- GOAL OF THE EXERCISE:
Could you reproduce the records below word for word, from the line with "Localize all elements." up to and including the line with "- title-line-3: de"?

- SUPPLIED RECORDS:
^^^^^^^^^^^^^^^^

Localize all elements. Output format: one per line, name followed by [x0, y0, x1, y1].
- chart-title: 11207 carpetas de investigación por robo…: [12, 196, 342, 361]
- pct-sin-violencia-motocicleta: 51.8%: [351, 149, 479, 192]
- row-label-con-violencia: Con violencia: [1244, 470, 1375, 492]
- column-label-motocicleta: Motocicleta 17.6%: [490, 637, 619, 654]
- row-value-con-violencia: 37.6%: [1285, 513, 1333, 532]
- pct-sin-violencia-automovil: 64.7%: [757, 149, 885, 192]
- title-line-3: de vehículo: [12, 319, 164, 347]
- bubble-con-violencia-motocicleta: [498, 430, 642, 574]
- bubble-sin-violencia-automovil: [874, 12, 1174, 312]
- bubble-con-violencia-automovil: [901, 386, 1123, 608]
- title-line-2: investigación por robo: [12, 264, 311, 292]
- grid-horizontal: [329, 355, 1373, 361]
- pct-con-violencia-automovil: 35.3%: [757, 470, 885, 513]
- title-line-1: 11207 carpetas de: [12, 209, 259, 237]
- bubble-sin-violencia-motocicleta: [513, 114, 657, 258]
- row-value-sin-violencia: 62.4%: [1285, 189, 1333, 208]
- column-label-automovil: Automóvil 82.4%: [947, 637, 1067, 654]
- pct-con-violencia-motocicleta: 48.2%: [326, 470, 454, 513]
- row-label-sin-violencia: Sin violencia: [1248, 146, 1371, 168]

^^^^^^^^^^^^^^^^

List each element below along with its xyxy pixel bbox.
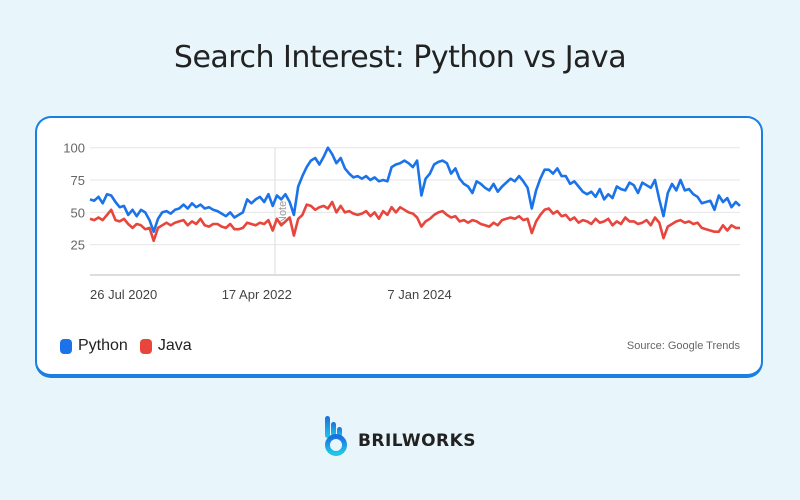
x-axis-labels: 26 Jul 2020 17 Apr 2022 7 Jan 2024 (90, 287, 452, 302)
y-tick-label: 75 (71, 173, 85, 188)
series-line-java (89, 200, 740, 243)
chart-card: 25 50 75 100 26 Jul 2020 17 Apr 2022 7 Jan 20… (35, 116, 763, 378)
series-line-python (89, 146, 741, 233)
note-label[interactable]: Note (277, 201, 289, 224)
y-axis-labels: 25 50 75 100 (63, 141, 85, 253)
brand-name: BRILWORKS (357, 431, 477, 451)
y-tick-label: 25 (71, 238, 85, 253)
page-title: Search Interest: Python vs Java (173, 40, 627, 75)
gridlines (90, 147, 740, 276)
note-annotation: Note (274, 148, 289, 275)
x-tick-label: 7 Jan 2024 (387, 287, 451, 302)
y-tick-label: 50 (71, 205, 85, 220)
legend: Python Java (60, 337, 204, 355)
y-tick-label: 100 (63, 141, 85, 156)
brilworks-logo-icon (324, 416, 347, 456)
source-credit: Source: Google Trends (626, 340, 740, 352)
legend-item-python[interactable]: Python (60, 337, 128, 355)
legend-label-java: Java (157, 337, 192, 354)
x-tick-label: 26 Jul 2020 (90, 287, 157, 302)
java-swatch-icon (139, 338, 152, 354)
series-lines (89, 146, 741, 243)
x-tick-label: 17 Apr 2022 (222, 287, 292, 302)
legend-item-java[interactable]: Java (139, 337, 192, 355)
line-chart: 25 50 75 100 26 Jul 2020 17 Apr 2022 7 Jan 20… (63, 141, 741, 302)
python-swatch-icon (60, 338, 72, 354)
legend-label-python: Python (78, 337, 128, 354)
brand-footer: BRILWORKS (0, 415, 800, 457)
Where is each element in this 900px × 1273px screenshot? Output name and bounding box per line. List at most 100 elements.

^^^^^^^^^^^^^^^^

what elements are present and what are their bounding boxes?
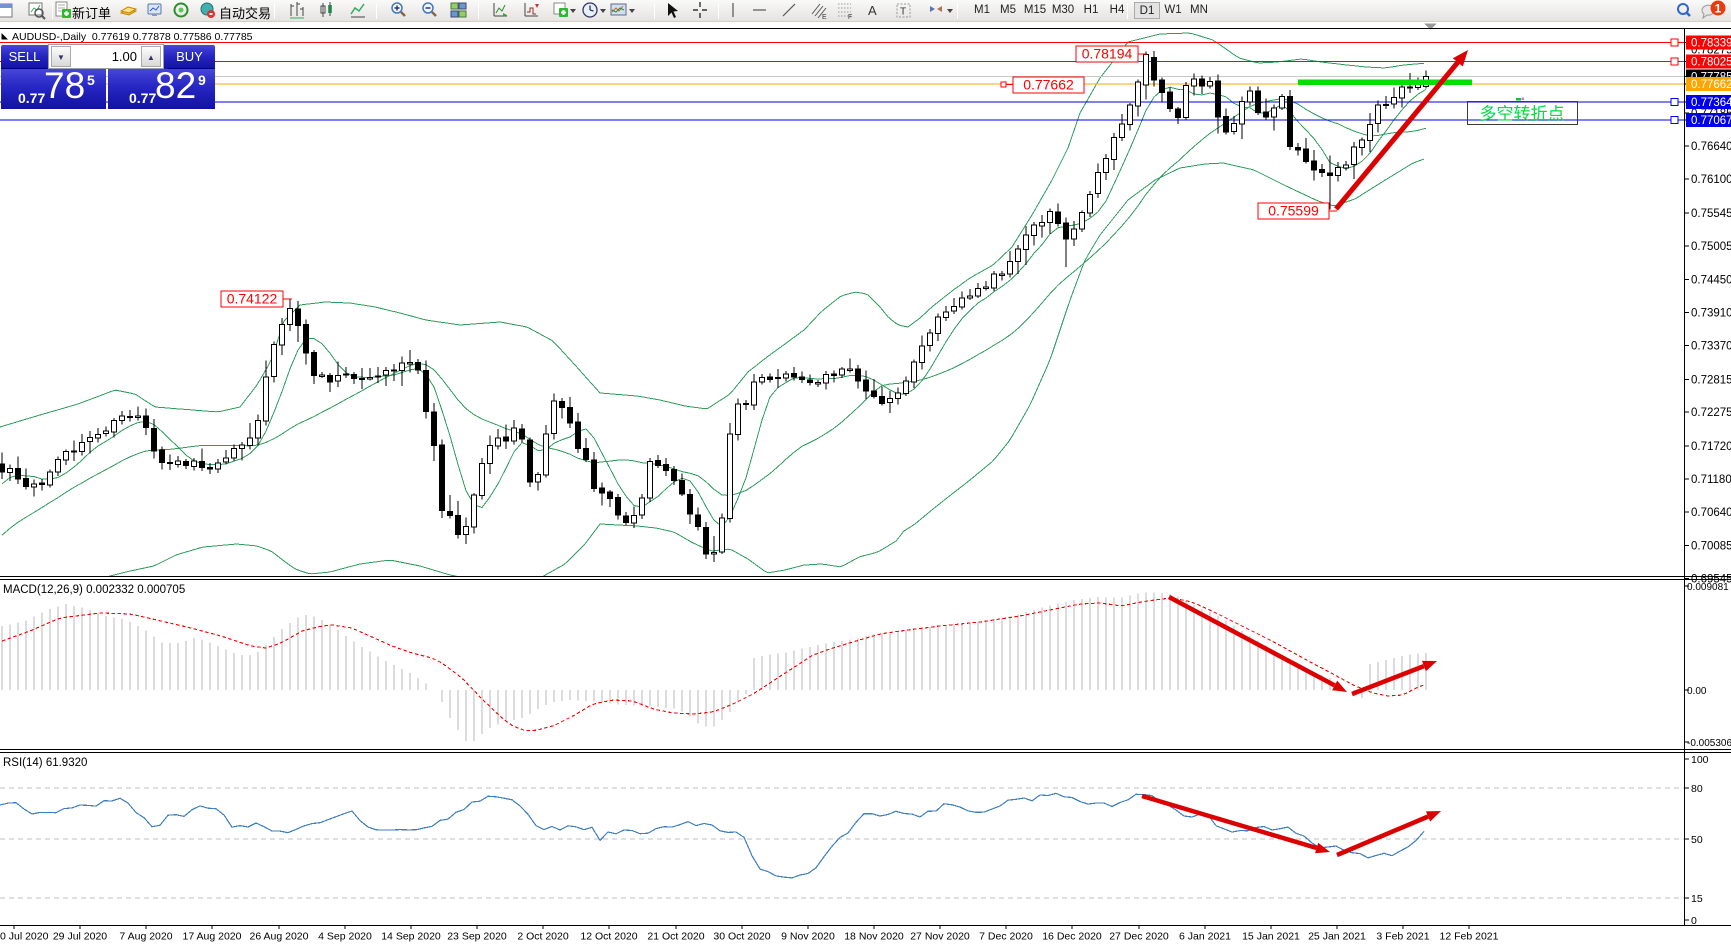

^^^^^^^^^^^^^^^^

- EXERCISE ANSWER:
Localize all elements. Output format: one per line, name followed by [x0, y0, x1, y1].
- chart-title: 11207 carpetas de investigación por robo…: [12, 196, 342, 361]
- pct-sin-violencia-motocicleta: 51.8%: [351, 149, 479, 192]
- row-label-con-violencia: Con violencia: [1244, 470, 1375, 492]
- column-label-motocicleta: Motocicleta 17.6%: [490, 637, 619, 654]
- row-value-con-violencia: 37.6%: [1285, 513, 1333, 532]
- pct-sin-violencia-automovil: 64.7%: [757, 149, 885, 192]
- title-line-3: de vehículo: [12, 319, 164, 347]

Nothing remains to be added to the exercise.